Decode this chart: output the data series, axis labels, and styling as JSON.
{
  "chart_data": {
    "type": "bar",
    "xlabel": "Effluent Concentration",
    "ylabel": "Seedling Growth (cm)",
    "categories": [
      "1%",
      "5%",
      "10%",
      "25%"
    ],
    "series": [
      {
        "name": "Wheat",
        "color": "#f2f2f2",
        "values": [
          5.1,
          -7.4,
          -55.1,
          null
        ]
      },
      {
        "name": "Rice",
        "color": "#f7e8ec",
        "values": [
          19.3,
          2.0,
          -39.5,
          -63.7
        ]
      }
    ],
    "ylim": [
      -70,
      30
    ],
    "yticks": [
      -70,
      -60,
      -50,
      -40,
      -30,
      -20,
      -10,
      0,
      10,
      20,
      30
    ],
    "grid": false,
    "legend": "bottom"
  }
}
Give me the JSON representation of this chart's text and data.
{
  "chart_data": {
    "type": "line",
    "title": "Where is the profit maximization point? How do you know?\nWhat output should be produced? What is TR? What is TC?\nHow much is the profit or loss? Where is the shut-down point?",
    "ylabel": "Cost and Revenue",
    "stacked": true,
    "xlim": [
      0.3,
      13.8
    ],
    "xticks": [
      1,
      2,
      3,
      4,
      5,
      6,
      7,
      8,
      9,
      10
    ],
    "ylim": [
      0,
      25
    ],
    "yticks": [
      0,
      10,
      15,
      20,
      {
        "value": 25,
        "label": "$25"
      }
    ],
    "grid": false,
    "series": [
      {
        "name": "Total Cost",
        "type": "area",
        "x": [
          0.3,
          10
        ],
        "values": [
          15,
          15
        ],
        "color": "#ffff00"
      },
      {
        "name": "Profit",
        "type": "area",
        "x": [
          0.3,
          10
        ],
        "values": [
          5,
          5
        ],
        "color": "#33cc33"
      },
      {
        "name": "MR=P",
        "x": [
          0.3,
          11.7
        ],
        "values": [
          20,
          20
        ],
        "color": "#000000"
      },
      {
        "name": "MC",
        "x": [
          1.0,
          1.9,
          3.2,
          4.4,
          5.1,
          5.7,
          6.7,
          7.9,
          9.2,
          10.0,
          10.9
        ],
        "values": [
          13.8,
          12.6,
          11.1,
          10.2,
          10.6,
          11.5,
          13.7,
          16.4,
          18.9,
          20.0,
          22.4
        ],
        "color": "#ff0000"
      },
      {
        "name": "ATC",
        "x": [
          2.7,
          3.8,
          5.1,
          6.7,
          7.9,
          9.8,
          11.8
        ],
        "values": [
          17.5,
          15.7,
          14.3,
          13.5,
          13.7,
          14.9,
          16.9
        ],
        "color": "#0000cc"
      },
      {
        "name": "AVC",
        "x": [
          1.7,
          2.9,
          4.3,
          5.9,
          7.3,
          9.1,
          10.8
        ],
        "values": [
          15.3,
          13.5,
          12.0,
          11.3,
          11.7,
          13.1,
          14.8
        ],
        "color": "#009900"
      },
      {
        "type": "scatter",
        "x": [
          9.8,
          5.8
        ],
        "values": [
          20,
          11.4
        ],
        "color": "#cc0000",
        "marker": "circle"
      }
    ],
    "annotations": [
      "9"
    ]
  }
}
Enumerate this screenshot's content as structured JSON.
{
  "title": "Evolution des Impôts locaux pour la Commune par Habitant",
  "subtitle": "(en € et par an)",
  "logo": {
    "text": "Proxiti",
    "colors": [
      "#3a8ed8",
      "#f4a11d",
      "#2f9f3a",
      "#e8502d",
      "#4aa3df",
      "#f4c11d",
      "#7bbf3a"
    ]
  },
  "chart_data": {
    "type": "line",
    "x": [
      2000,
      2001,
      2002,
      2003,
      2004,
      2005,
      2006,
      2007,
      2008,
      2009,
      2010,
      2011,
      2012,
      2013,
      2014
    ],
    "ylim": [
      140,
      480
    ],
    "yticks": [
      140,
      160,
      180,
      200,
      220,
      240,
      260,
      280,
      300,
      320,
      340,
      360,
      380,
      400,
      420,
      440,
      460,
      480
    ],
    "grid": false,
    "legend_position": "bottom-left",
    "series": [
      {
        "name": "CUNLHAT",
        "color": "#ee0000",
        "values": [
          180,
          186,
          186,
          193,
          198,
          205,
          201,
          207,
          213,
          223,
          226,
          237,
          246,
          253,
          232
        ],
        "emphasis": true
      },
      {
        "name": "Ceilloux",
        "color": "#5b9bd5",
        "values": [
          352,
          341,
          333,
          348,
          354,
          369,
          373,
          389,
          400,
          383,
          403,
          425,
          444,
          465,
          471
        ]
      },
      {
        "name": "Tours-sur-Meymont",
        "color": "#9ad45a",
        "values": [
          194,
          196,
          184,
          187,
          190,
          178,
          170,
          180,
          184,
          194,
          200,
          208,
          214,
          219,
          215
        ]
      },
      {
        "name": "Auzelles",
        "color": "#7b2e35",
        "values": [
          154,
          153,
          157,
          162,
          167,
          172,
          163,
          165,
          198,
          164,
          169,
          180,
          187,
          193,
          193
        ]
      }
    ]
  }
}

◆ ◆ ◆ ◆ ◆ ◆ ◆

**Request:**
Write out the complete set of records exactly as given.

**Right answer:**
Decode this chart: output the data series, axis labels, and styling as JSON.
{
  "chart_data": {
    "type": "bar",
    "xlabel": "Effluent Concentration",
    "ylabel": "Seedling Growth (cm)",
    "categories": [
      "1%",
      "5%",
      "10%",
      "25%"
    ],
    "series": [
      {
        "name": "Wheat",
        "color": "#f2f2f2",
        "values": [
          5.1,
          -7.4,
          -55.1,
          null
        ]
      },
      {
        "name": "Rice",
        "color": "#f7e8ec",
        "values": [
          19.3,
          2.0,
          -39.5,
          -63.7
        ]
      }
    ],
    "ylim": [
      -70,
      30
    ],
    "yticks": [
      -70,
      -60,
      -50,
      -40,
      -30,
      -20,
      -10,
      0,
      10,
      20,
      30
    ],
    "grid": false,
    "legend": "bottom"
  }
}
Give me the JSON representation of this chart's text and data.
{
  "chart_data": {
    "type": "line",
    "title": "Where is the profit maximization point? How do you know?\nWhat output should be produced? What is TR? What is TC?\nHow much is the profit or loss? Where is the shut-down point?",
    "ylabel": "Cost and Revenue",
    "stacked": true,
    "xlim": [
      0.3,
      13.8
    ],
    "xticks": [
      1,
      2,
      3,
      4,
      5,
      6,
      7,
      8,
      9,
      10
    ],
    "ylim": [
      0,
      25
    ],
    "yticks": [
      0,
      10,
      15,
      20,
      {
        "value": 25,
        "label": "$25"
      }
    ],
    "grid": false,
    "series": [
      {
        "name": "Total Cost",
        "type": "area",
        "x": [
          0.3,
          10
        ],
        "values": [
          15,
          15
        ],
        "color": "#ffff00"
      },
      {
        "name": "Profit",
        "type": "area",
        "x": [
          0.3,
          10
        ],
        "values": [
          5,
          5
        ],
        "color": "#33cc33"
      },
      {
        "name": "MR=P",
        "x": [
          0.3,
          11.7
        ],
        "values": [
          20,
          20
        ],
        "color": "#000000"
      },
      {
        "name": "MC",
        "x": [
          1.0,
          1.9,
          3.2,
          4.4,
          5.1,
          5.7,
          6.7,
          7.9,
          9.2,
          10.0,
          10.9
        ],
        "values": [
          13.8,
          12.6,
          11.1,
          10.2,
          10.6,
          11.5,
          13.7,
          16.4,
          18.9,
          20.0,
          22.4
        ],
        "color": "#ff0000"
      },
      {
        "name": "ATC",
        "x": [
          2.7,
          3.8,
          5.1,
          6.7,
          7.9,
          9.8,
          11.8
        ],
        "values": [
          17.5,
          15.7,
          14.3,
          13.5,
          13.7,
          14.9,
          16.9
        ],
        "color": "#0000cc"
      },
      {
        "name": "AVC",
        "x": [
          1.7,
          2.9,
          4.3,
          5.9,
          7.3,
          9.1,
          10.8
        ],
        "values": [
          15.3,
          13.5,
          12.0,
          11.3,
          11.7,
          13.1,
          14.8
        ],
        "color": "#009900"
      },
      {
        "type": "scatter",
        "x": [
          9.8,
          5.8
        ],
        "values": [
          20,
          11.4
        ],
        "color": "#cc0000",
        "marker": "circle"
      }
    ],
    "annotations": [
      "9"
    ]
  }
}
Enumerate this screenshot's content as structured JSON.
{
  "title": "Evolution des Impôts locaux pour la Commune par Habitant",
  "subtitle": "(en € et par an)",
  "logo": {
    "text": "Proxiti",
    "colors": [
      "#3a8ed8",
      "#f4a11d",
      "#2f9f3a",
      "#e8502d",
      "#4aa3df",
      "#f4c11d",
      "#7bbf3a"
    ]
  },
  "chart_data": {
    "type": "line",
    "x": [
      2000,
      2001,
      2002,
      2003,
      2004,
      2005,
      2006,
      2007,
      2008,
      2009,
      2010,
      2011,
      2012,
      2013,
      2014
    ],
    "ylim": [
      140,
      480
    ],
    "yticks": [
      140,
      160,
      180,
      200,
      220,
      240,
      260,
      280,
      300,
      320,
      340,
      360,
      380,
      400,
      420,
      440,
      460,
      480
    ],
    "grid": false,
    "legend_position": "bottom-left",
    "series": [
      {
        "name": "CUNLHAT",
        "color": "#ee0000",
        "values": [
          180,
          186,
          186,
          193,
          198,
          205,
          201,
          207,
          213,
          223,
          226,
          237,
          246,
          253,
          232
        ],
        "emphasis": true
      },
      {
        "name": "Ceilloux",
        "color": "#5b9bd5",
        "values": [
          352,
          341,
          333,
          348,
          354,
          369,
          373,
          389,
          400,
          383,
          403,
          425,
          444,
          465,
          471
        ]
      },
      {
        "name": "Tours-sur-Meymont",
        "color": "#9ad45a",
        "values": [
          194,
          196,
          184,
          187,
          190,
          178,
          170,
          180,
          184,
          194,
          200,
          208,
          214,
          219,
          215
        ]
      },
      {
        "name": "Auzelles",
        "color": "#7b2e35",
        "values": [
          154,
          153,
          157,
          162,
          167,
          172,
          163,
          165,
          198,
          164,
          169,
          180,
          187,
          193,
          193
        ]
      }
    ]
  }
}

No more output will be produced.